● **WRITTEN INSTRUCTION**
Check every line below for the string "有害因素分析", and copy the lines that contain it.

**********

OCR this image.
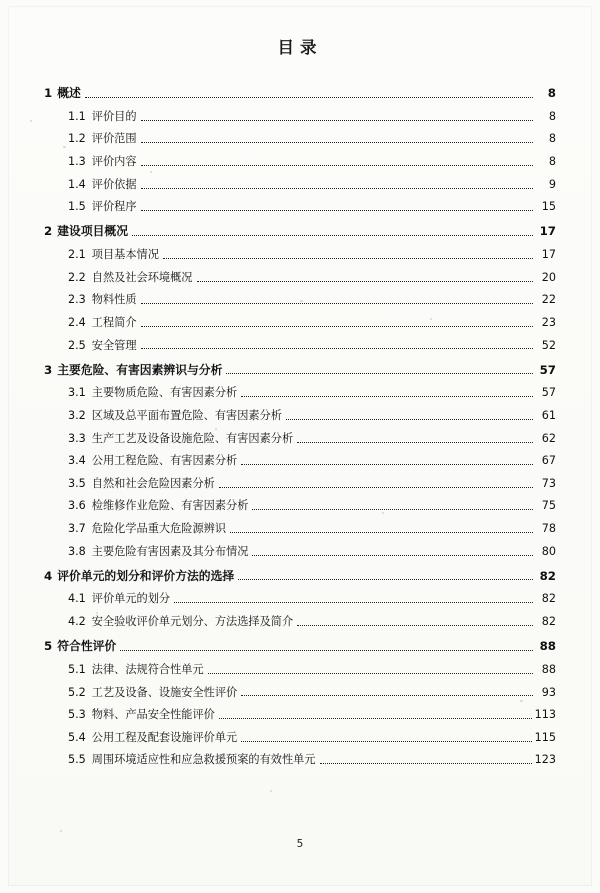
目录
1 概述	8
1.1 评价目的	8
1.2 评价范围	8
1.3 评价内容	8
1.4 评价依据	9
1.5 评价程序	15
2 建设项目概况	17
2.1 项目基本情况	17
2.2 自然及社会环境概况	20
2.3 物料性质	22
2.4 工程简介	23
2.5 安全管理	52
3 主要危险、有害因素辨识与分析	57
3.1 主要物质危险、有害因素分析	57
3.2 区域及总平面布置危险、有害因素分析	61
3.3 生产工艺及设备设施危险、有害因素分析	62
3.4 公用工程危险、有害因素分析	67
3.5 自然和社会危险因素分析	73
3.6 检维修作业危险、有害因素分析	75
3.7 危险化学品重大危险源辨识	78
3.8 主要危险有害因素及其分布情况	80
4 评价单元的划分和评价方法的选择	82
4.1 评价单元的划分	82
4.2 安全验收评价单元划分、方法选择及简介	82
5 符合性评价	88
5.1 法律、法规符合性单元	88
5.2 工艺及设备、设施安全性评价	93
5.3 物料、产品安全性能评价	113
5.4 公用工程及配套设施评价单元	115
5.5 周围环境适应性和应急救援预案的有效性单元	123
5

**********

● **PROBLEM SOLUTION**
3.1 主要物质危险、有害因素分析	57
3.2 区域及总平面布置危险、有害因素分析	61
3.3 生产工艺及设备设施危险、有害因素分析	62
3.4 公用工程危险、有害因素分析	67
3.6 检维修作业危险、有害因素分析	75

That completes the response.